§ **Task data**
§ §
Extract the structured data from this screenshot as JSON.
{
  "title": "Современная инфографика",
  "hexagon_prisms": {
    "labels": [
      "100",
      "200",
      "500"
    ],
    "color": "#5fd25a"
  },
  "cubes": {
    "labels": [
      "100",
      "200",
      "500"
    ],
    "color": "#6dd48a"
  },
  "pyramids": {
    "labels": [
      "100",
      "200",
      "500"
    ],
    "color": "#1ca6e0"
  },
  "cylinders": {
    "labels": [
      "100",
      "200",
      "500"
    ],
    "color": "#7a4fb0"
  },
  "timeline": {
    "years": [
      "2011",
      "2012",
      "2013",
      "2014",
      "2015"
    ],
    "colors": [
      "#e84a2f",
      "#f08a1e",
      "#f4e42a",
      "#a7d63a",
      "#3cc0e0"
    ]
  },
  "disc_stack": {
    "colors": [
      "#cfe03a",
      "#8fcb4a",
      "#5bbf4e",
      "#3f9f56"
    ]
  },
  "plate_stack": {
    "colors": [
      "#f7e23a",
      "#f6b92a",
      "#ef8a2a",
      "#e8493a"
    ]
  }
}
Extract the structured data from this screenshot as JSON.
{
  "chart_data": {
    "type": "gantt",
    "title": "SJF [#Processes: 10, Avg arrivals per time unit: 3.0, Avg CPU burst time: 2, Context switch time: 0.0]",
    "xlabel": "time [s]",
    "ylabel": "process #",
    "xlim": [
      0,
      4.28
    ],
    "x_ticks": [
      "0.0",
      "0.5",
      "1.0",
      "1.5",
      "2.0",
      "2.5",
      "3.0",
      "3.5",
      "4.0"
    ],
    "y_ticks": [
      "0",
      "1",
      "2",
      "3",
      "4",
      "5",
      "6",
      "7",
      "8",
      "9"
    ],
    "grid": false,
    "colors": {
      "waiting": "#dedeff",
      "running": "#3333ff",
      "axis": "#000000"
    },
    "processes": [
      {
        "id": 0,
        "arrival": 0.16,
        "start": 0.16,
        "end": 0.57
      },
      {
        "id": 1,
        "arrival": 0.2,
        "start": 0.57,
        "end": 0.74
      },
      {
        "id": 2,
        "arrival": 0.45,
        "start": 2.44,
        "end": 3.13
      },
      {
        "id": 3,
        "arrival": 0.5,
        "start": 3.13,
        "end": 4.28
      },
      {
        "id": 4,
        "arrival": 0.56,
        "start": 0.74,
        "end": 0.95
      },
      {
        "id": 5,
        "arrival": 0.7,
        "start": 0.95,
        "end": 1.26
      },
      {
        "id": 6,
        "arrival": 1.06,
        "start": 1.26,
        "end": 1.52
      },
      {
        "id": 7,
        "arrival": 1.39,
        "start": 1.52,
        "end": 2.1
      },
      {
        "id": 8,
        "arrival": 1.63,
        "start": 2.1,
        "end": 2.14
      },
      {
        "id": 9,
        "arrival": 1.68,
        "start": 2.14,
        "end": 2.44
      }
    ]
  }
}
§ §
Check every line of the records above for the string "title" and say how many contain it, giving the number alone.

§ **Output**
2